### AIM OF THE EXERCISE
Exactly as written, retype the listing below, omitting the pictures.

### INPUT FOR THIS TASK
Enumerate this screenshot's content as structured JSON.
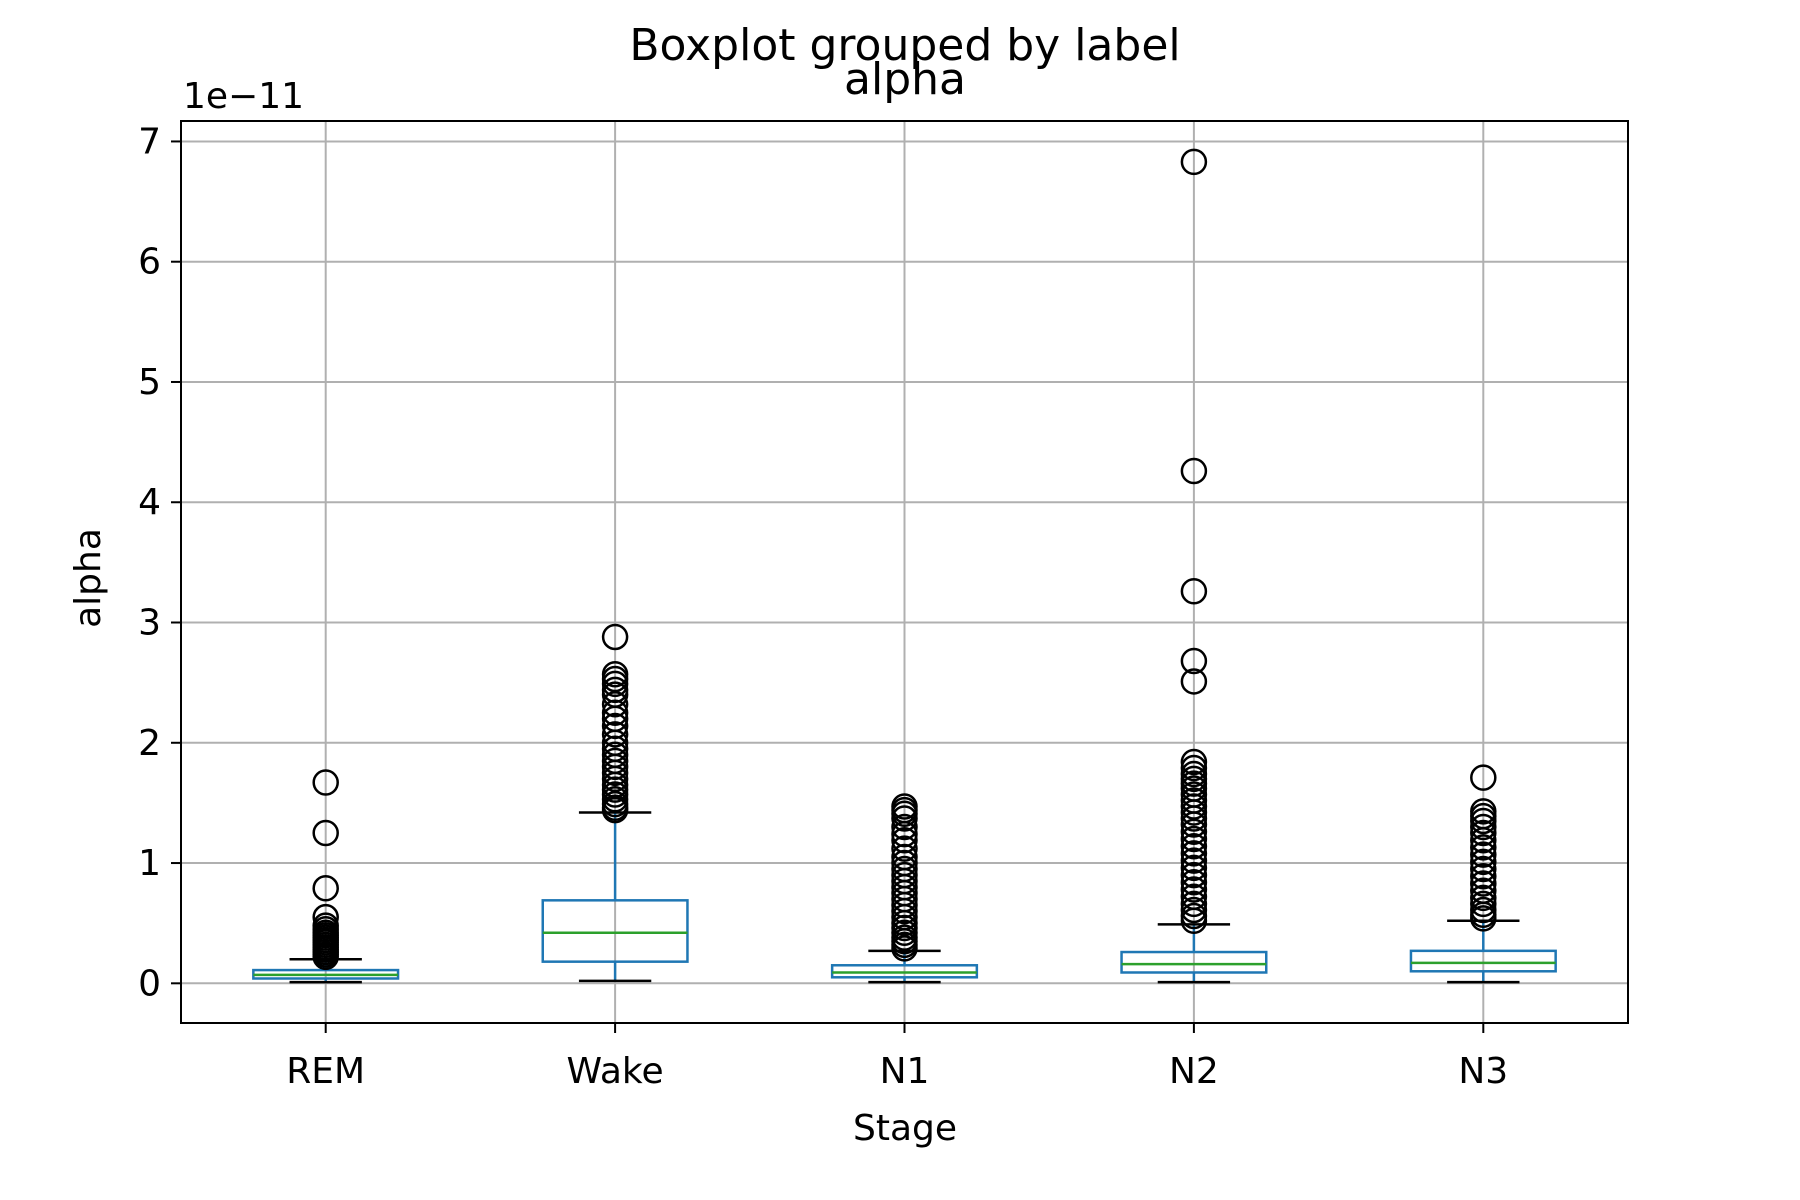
{
  "chart_data": {
    "type": "box",
    "suptitle": "Boxplot grouped by label",
    "title": "alpha",
    "xlabel": "Stage",
    "ylabel": "alpha",
    "y_offset_label": "1e−11",
    "y_scale_factor": 1e-11,
    "ylim": [
      -0.33,
      7.17
    ],
    "yticks": [
      0,
      1,
      2,
      3,
      4,
      5,
      6,
      7
    ],
    "grid": true,
    "colors": {
      "box": "#1f77b4",
      "median": "#2ca02c",
      "whisker": "#1f77b4",
      "cap": "#000000",
      "flier": "#000000",
      "grid": "#b0b0b0"
    },
    "categories": [
      "REM",
      "Wake",
      "N1",
      "N2",
      "N3"
    ],
    "boxes": [
      {
        "label": "REM",
        "whislo": 0.01,
        "q1": 0.04,
        "median": 0.07,
        "q3": 0.11,
        "whishi": 0.2,
        "fliers": [
          1.67,
          1.25,
          0.79,
          0.55,
          0.48,
          0.45,
          0.42,
          0.4,
          0.38,
          0.36,
          0.34,
          0.32,
          0.3,
          0.28,
          0.26,
          0.24,
          0.22
        ]
      },
      {
        "label": "Wake",
        "whislo": 0.02,
        "q1": 0.18,
        "median": 0.42,
        "q3": 0.69,
        "whishi": 1.42,
        "fliers": [
          2.88,
          2.57,
          2.53,
          2.49,
          2.44,
          2.4,
          2.32,
          2.25,
          2.2,
          2.14,
          2.07,
          2.0,
          1.95,
          1.9,
          1.85,
          1.8,
          1.75,
          1.7,
          1.65,
          1.61,
          1.57,
          1.53,
          1.49,
          1.46,
          1.44
        ]
      },
      {
        "label": "N1",
        "whislo": 0.01,
        "q1": 0.05,
        "median": 0.09,
        "q3": 0.15,
        "whishi": 0.27,
        "fliers": [
          1.47,
          1.44,
          1.41,
          1.37,
          1.3,
          1.24,
          1.19,
          1.12,
          1.05,
          1.0,
          0.95,
          0.9,
          0.85,
          0.8,
          0.75,
          0.7,
          0.65,
          0.6,
          0.55,
          0.5,
          0.46,
          0.42,
          0.38,
          0.35,
          0.32,
          0.29
        ]
      },
      {
        "label": "N2",
        "whislo": 0.01,
        "q1": 0.09,
        "median": 0.16,
        "q3": 0.26,
        "whishi": 0.49,
        "fliers": [
          6.83,
          4.26,
          3.26,
          2.68,
          2.51,
          1.84,
          1.79,
          1.74,
          1.7,
          1.66,
          1.62,
          1.57,
          1.52,
          1.47,
          1.42,
          1.37,
          1.32,
          1.26,
          1.2,
          1.14,
          1.08,
          1.02,
          0.96,
          0.9,
          0.84,
          0.78,
          0.72,
          0.66,
          0.61,
          0.56,
          0.52
        ]
      },
      {
        "label": "N3",
        "whislo": 0.01,
        "q1": 0.1,
        "median": 0.17,
        "q3": 0.27,
        "whishi": 0.52,
        "fliers": [
          1.71,
          1.43,
          1.39,
          1.35,
          1.3,
          1.25,
          1.19,
          1.13,
          1.07,
          1.01,
          0.95,
          0.89,
          0.83,
          0.77,
          0.71,
          0.66,
          0.61,
          0.57,
          0.54
        ]
      }
    ]
  }
}
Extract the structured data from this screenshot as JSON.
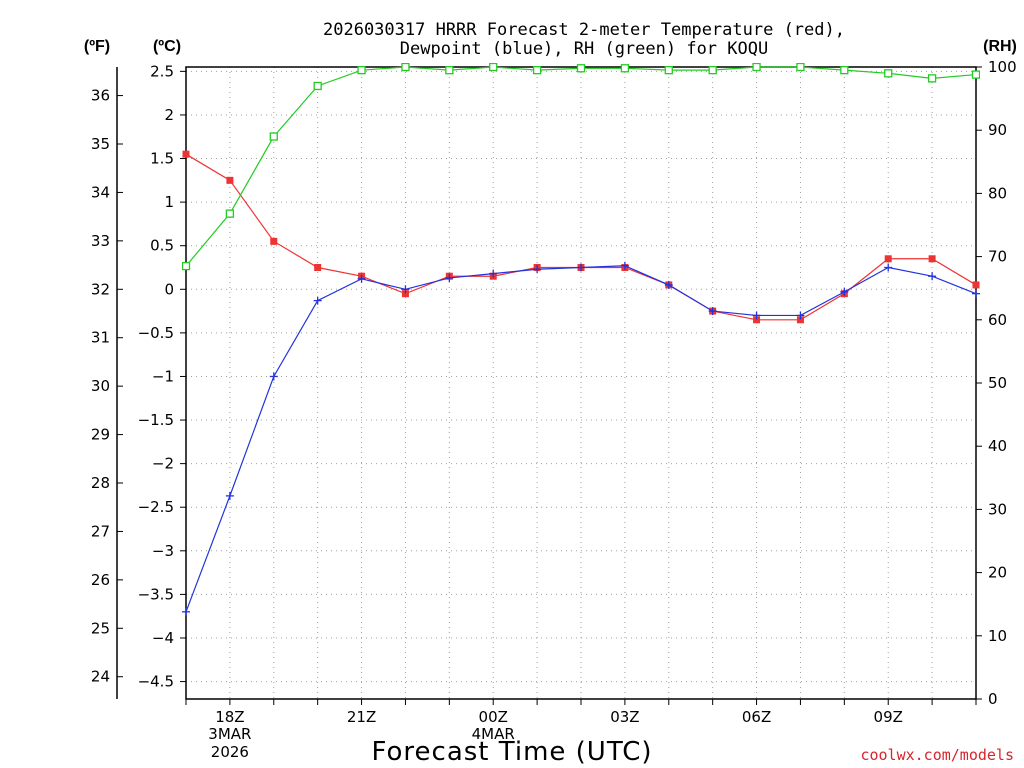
{
  "title_line1": "2026030317 HRRR Forecast 2-meter Temperature (red),",
  "title_line2": "Dewpoint (blue), RH (green) for KOQU",
  "credit": "coolwx.com/models",
  "chart_data": {
    "type": "line",
    "title": "2026030317 HRRR Forecast 2-meter Temperature (red), Dewpoint (blue), RH (green) for KOQU",
    "xlabel": "Forecast Time (UTC)",
    "x": [
      "17Z",
      "18Z",
      "19Z",
      "20Z",
      "21Z",
      "22Z",
      "23Z",
      "00Z",
      "01Z",
      "02Z",
      "03Z",
      "04Z",
      "05Z",
      "06Z",
      "07Z",
      "08Z",
      "09Z",
      "10Z",
      "11Z"
    ],
    "x_tick_labels": [
      {
        "hour": "18Z",
        "index": 1,
        "sub1": "3MAR",
        "sub2": "2026"
      },
      {
        "hour": "21Z",
        "index": 4,
        "sub1": "",
        "sub2": ""
      },
      {
        "hour": "00Z",
        "index": 7,
        "sub1": "4MAR",
        "sub2": ""
      },
      {
        "hour": "03Z",
        "index": 10,
        "sub1": "",
        "sub2": ""
      },
      {
        "hour": "06Z",
        "index": 13,
        "sub1": "",
        "sub2": ""
      },
      {
        "hour": "09Z",
        "index": 16,
        "sub1": "",
        "sub2": ""
      }
    ],
    "y_left_inner": {
      "unit_label": "(ºC)",
      "range": [
        -4.7,
        2.55
      ],
      "ticks": [
        -4.5,
        -4,
        -3.5,
        -3,
        -2.5,
        -2,
        -1.5,
        -1,
        -0.5,
        0,
        0.5,
        1,
        1.5,
        2,
        2.5
      ],
      "tick_labels": [
        "−4.5",
        "−4",
        "−3.5",
        "−3",
        "−2.5",
        "−2",
        "−1.5",
        "−1",
        "−0.5",
        "0",
        "0.5",
        "1",
        "1.5",
        "2",
        "2.5"
      ]
    },
    "y_left_outer": {
      "unit_label": "(ºF)",
      "ticks": [
        24,
        25,
        26,
        27,
        28,
        29,
        30,
        31,
        32,
        33,
        34,
        35,
        36
      ]
    },
    "y_right": {
      "unit_label": "(RH)",
      "range": [
        0,
        100
      ],
      "ticks": [
        0,
        10,
        20,
        30,
        40,
        50,
        60,
        70,
        80,
        90,
        100
      ]
    },
    "grid": true,
    "series": [
      {
        "name": "Temperature (red)",
        "axis": "C",
        "color": "#ee3333",
        "marker": "filled-square",
        "values": [
          1.55,
          1.25,
          0.55,
          0.25,
          0.15,
          -0.05,
          0.15,
          0.15,
          0.25,
          0.25,
          0.25,
          0.05,
          -0.25,
          -0.35,
          -0.35,
          -0.05,
          0.35,
          0.35,
          0.05
        ]
      },
      {
        "name": "Dewpoint (blue)",
        "axis": "C",
        "color": "#2233dd",
        "marker": "plus",
        "values": [
          -3.7,
          -2.37,
          -1.0,
          -0.13,
          0.12,
          0.0,
          0.13,
          0.18,
          0.23,
          0.25,
          0.27,
          0.05,
          -0.25,
          -0.3,
          -0.3,
          -0.03,
          0.25,
          0.15,
          -0.05
        ]
      },
      {
        "name": "RH (green)",
        "axis": "RH",
        "color": "#22cc22",
        "marker": "open-square",
        "values": [
          68.5,
          76.8,
          89.0,
          97.0,
          99.5,
          100.0,
          99.5,
          100.0,
          99.5,
          99.8,
          99.8,
          99.5,
          99.5,
          100.0,
          100.0,
          99.5,
          99.0,
          98.2,
          98.8
        ]
      }
    ]
  }
}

### ANSWER TO THE EXERCISE
Enumerate this screenshot's content as structured JSON.
{
  "chart_data": {
    "type": "box",
    "suptitle": "Boxplot grouped by label",
    "title": "alpha",
    "xlabel": "Stage",
    "ylabel": "alpha",
    "y_offset_label": "1e−11",
    "y_scale_factor": 1e-11,
    "ylim": [
      -0.33,
      7.17
    ],
    "yticks": [
      0,
      1,
      2,
      3,
      4,
      5,
      6,
      7
    ],
    "grid": true,
    "colors": {
      "box": "#1f77b4",
      "median": "#2ca02c",
      "whisker": "#1f77b4",
      "cap": "#000000",
      "flier": "#000000",
      "grid": "#b0b0b0"
    },
    "categories": [
      "REM",
      "Wake",
      "N1",
      "N2",
      "N3"
    ],
    "boxes": [
      {
        "label": "REM",
        "whislo": 0.01,
        "q1": 0.04,
        "median": 0.07,
        "q3": 0.11,
        "whishi": 0.2,
        "fliers": [
          1.67,
          1.25,
          0.79,
          0.55,
          0.48,
          0.45,
          0.42,
          0.4,
          0.38,
          0.36,
          0.34,
          0.32,
          0.3,
          0.28,
          0.26,
          0.24,
          0.22
        ]
      },
      {
        "label": "Wake",
        "whislo": 0.02,
        "q1": 0.18,
        "median": 0.42,
        "q3": 0.69,
        "whishi": 1.42,
        "fliers": [
          2.88,
          2.57,
          2.53,
          2.49,
          2.44,
          2.4,
          2.32,
          2.25,
          2.2,
          2.14,
          2.07,
          2.0,
          1.95,
          1.9,
          1.85,
          1.8,
          1.75,
          1.7,
          1.65,
          1.61,
          1.57,
          1.53,
          1.49,
          1.46,
          1.44
        ]
      },
      {
        "label": "N1",
        "whislo": 0.01,
        "q1": 0.05,
        "median": 0.09,
        "q3": 0.15,
        "whishi": 0.27,
        "fliers": [
          1.47,
          1.44,
          1.41,
          1.37,
          1.3,
          1.24,
          1.19,
          1.12,
          1.05,
          1.0,
          0.95,
          0.9,
          0.85,
          0.8,
          0.75,
          0.7,
          0.65,
          0.6,
          0.55,
          0.5,
          0.46,
          0.42,
          0.38,
          0.35,
          0.32,
          0.29
        ]
      },
      {
        "label": "N2",
        "whislo": 0.01,
        "q1": 0.09,
        "median": 0.16,
        "q3": 0.26,
        "whishi": 0.49,
        "fliers": [
          6.83,
          4.26,
          3.26,
          2.68,
          2.51,
          1.84,
          1.79,
          1.74,
          1.7,
          1.66,
          1.62,
          1.57,
          1.52,
          1.47,
          1.42,
          1.37,
          1.32,
          1.26,
          1.2,
          1.14,
          1.08,
          1.02,
          0.96,
          0.9,
          0.84,
          0.78,
          0.72,
          0.66,
          0.61,
          0.56,
          0.52
        ]
      },
      {
        "label": "N3",
        "whislo": 0.01,
        "q1": 0.1,
        "median": 0.17,
        "q3": 0.27,
        "whishi": 0.52,
        "fliers": [
          1.71,
          1.43,
          1.39,
          1.35,
          1.3,
          1.25,
          1.19,
          1.13,
          1.07,
          1.01,
          0.95,
          0.89,
          0.83,
          0.77,
          0.71,
          0.66,
          0.61,
          0.57,
          0.54
        ]
      }
    ]
  }
}
Extract the structured data from this screenshot as JSON.
{
  "title_line1": "2026030317 HRRR Forecast 2-meter Temperature (red),",
  "title_line2": "Dewpoint (blue), RH (green) for KOQU",
  "credit": "coolwx.com/models",
  "chart_data": {
    "type": "line",
    "title": "2026030317 HRRR Forecast 2-meter Temperature (red), Dewpoint (blue), RH (green) for KOQU",
    "xlabel": "Forecast Time (UTC)",
    "x": [
      "17Z",
      "18Z",
      "19Z",
      "20Z",
      "21Z",
      "22Z",
      "23Z",
      "00Z",
      "01Z",
      "02Z",
      "03Z",
      "04Z",
      "05Z",
      "06Z",
      "07Z",
      "08Z",
      "09Z",
      "10Z",
      "11Z"
    ],
    "x_tick_labels": [
      {
        "hour": "18Z",
        "index": 1,
        "sub1": "3MAR",
        "sub2": "2026"
      },
      {
        "hour": "21Z",
        "index": 4,
        "sub1": "",
        "sub2": ""
      },
      {
        "hour": "00Z",
        "index": 7,
        "sub1": "4MAR",
        "sub2": ""
      },
      {
        "hour": "03Z",
        "index": 10,
        "sub1": "",
        "sub2": ""
      },
      {
        "hour": "06Z",
        "index": 13,
        "sub1": "",
        "sub2": ""
      },
      {
        "hour": "09Z",
        "index": 16,
        "sub1": "",
        "sub2": ""
      }
    ],
    "y_left_inner": {
      "unit_label": "(ºC)",
      "range": [
        -4.7,
        2.55
      ],
      "ticks": [
        -4.5,
        -4,
        -3.5,
        -3,
        -2.5,
        -2,
        -1.5,
        -1,
        -0.5,
        0,
        0.5,
        1,
        1.5,
        2,
        2.5
      ],
      "tick_labels": [
        "−4.5",
        "−4",
        "−3.5",
        "−3",
        "−2.5",
        "−2",
        "−1.5",
        "−1",
        "−0.5",
        "0",
        "0.5",
        "1",
        "1.5",
        "2",
        "2.5"
      ]
    },
    "y_left_outer": {
      "unit_label": "(ºF)",
      "ticks": [
        24,
        25,
        26,
        27,
        28,
        29,
        30,
        31,
        32,
        33,
        34,
        35,
        36
      ]
    },
    "y_right": {
      "unit_label": "(RH)",
      "range": [
        0,
        100
      ],
      "ticks": [
        0,
        10,
        20,
        30,
        40,
        50,
        60,
        70,
        80,
        90,
        100
      ]
    },
    "grid": true,
    "series": [
      {
        "name": "Temperature (red)",
        "axis": "C",
        "color": "#ee3333",
        "marker": "filled-square",
        "values": [
          1.55,
          1.25,
          0.55,
          0.25,
          0.15,
          -0.05,
          0.15,
          0.15,
          0.25,
          0.25,
          0.25,
          0.05,
          -0.25,
          -0.35,
          -0.35,
          -0.05,
          0.35,
          0.35,
          0.05
        ]
      },
      {
        "name": "Dewpoint (blue)",
        "axis": "C",
        "color": "#2233dd",
        "marker": "plus",
        "values": [
          -3.7,
          -2.37,
          -1.0,
          -0.13,
          0.12,
          0.0,
          0.13,
          0.18,
          0.23,
          0.25,
          0.27,
          0.05,
          -0.25,
          -0.3,
          -0.3,
          -0.03,
          0.25,
          0.15,
          -0.05
        ]
      },
      {
        "name": "RH (green)",
        "axis": "RH",
        "color": "#22cc22",
        "marker": "open-square",
        "values": [
          68.5,
          76.8,
          89.0,
          97.0,
          99.5,
          100.0,
          99.5,
          100.0,
          99.5,
          99.8,
          99.8,
          99.5,
          99.5,
          100.0,
          100.0,
          99.5,
          99.0,
          98.2,
          98.8
        ]
      }
    ]
  }
}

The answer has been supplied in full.